**LISTING:**
--- Start ---
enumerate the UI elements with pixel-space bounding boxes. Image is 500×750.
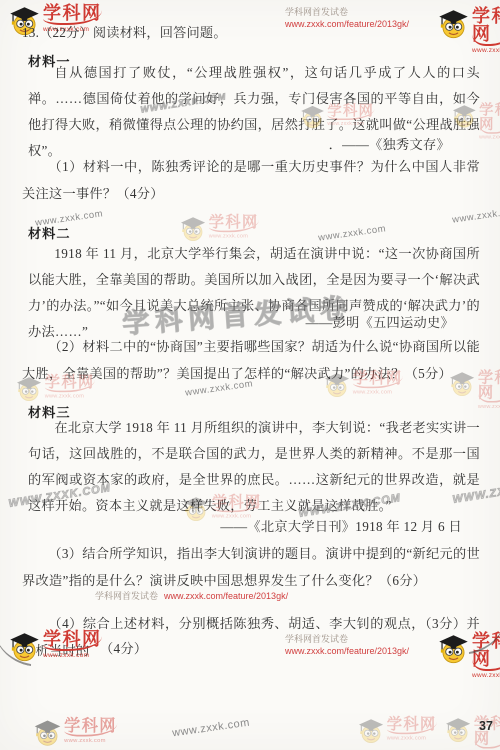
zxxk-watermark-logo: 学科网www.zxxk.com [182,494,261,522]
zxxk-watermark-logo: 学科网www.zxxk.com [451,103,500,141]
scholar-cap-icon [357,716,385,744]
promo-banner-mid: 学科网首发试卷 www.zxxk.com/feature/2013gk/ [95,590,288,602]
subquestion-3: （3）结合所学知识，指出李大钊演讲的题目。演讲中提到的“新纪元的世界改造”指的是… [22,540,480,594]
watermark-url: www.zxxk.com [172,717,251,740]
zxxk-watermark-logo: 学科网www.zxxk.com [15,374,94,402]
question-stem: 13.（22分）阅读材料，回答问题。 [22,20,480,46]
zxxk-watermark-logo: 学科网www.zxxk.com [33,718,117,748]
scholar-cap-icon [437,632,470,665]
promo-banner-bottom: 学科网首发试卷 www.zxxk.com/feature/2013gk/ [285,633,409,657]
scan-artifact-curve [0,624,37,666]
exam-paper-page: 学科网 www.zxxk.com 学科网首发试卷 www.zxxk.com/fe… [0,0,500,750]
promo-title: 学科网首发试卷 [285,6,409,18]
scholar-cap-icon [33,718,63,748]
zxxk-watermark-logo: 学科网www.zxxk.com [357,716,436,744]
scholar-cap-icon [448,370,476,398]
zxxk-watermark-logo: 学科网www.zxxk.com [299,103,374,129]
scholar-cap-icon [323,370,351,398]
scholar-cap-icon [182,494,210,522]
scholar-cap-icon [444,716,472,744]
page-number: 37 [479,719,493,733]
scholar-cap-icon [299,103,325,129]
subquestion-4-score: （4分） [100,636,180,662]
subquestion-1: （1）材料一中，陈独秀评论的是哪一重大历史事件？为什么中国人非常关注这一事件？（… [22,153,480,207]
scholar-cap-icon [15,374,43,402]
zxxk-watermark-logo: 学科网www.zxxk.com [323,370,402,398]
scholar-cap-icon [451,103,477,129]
--- End ---
--- Start ---
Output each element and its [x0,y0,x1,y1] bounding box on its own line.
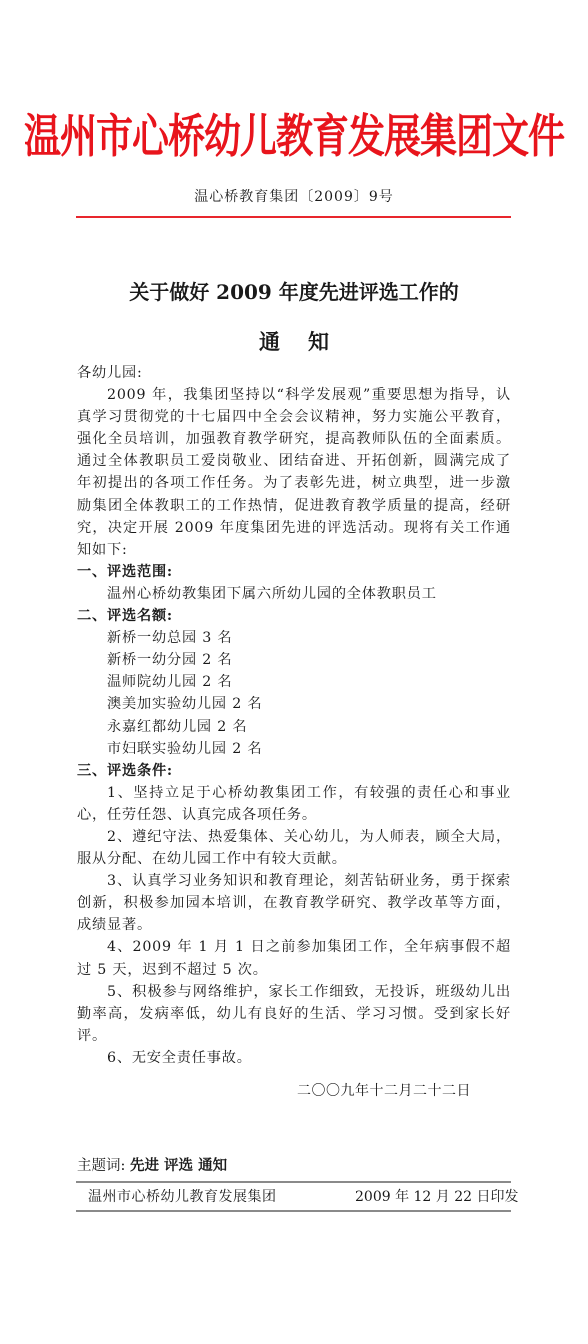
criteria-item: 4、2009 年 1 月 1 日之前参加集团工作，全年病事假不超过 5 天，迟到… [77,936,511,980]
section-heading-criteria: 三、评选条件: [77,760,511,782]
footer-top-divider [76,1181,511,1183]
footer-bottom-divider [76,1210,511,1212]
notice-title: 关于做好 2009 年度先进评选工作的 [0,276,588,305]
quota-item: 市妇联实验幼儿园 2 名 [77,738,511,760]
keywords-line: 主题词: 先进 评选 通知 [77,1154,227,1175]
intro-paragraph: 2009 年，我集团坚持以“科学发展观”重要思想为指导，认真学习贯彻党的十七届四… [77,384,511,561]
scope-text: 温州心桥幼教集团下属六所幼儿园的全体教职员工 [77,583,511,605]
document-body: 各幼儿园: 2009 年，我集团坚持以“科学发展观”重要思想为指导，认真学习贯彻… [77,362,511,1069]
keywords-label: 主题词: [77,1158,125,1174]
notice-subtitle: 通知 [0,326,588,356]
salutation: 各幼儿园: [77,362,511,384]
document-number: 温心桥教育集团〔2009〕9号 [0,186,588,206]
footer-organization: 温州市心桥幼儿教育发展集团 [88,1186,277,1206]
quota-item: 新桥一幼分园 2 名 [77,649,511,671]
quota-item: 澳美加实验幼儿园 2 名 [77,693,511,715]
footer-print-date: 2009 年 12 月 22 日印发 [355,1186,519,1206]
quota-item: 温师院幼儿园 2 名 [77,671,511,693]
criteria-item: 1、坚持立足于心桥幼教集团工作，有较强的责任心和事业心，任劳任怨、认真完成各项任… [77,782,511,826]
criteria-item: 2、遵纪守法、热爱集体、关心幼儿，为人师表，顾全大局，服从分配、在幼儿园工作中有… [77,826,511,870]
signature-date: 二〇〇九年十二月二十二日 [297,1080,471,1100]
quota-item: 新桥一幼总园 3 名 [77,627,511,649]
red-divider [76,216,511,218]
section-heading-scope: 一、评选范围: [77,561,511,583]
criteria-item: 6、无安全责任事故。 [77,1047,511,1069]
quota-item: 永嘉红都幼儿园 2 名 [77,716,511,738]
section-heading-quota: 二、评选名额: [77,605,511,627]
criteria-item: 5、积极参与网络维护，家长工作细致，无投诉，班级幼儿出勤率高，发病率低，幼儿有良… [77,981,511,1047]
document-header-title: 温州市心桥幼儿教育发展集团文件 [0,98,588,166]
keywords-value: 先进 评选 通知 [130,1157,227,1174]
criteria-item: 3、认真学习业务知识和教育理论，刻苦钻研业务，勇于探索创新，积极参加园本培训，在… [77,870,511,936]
--- End ---
**PROBLEM TO SOLVE:** Pull out, word for word, the items from the line containing "criteria-item: 4、2009 年" through the line containing "scope-text: 温州心桥幼教集团下属六所幼儿园的全体教职员工 [77,583,511,605]", including both of those lines.

**OUTPUT FOR THIS TASK:**
criteria-item: 4、2009 年 1 月 1 日之前参加集团工作，全年病事假不超过 5 天，迟到… [77,936,511,980]
section-heading-criteria: 三、评选条件: [77,760,511,782]
footer-top-divider [76,1181,511,1183]
footer-bottom-divider [76,1210,511,1212]
notice-title: 关于做好 2009 年度先进评选工作的 [0,276,588,305]
quota-item: 市妇联实验幼儿园 2 名 [77,738,511,760]
keywords-line: 主题词: 先进 评选 通知 [77,1154,227,1175]
intro-paragraph: 2009 年，我集团坚持以“科学发展观”重要思想为指导，认真学习贯彻党的十七届四… [77,384,511,561]
scope-text: 温州心桥幼教集团下属六所幼儿园的全体教职员工 [77,583,511,605]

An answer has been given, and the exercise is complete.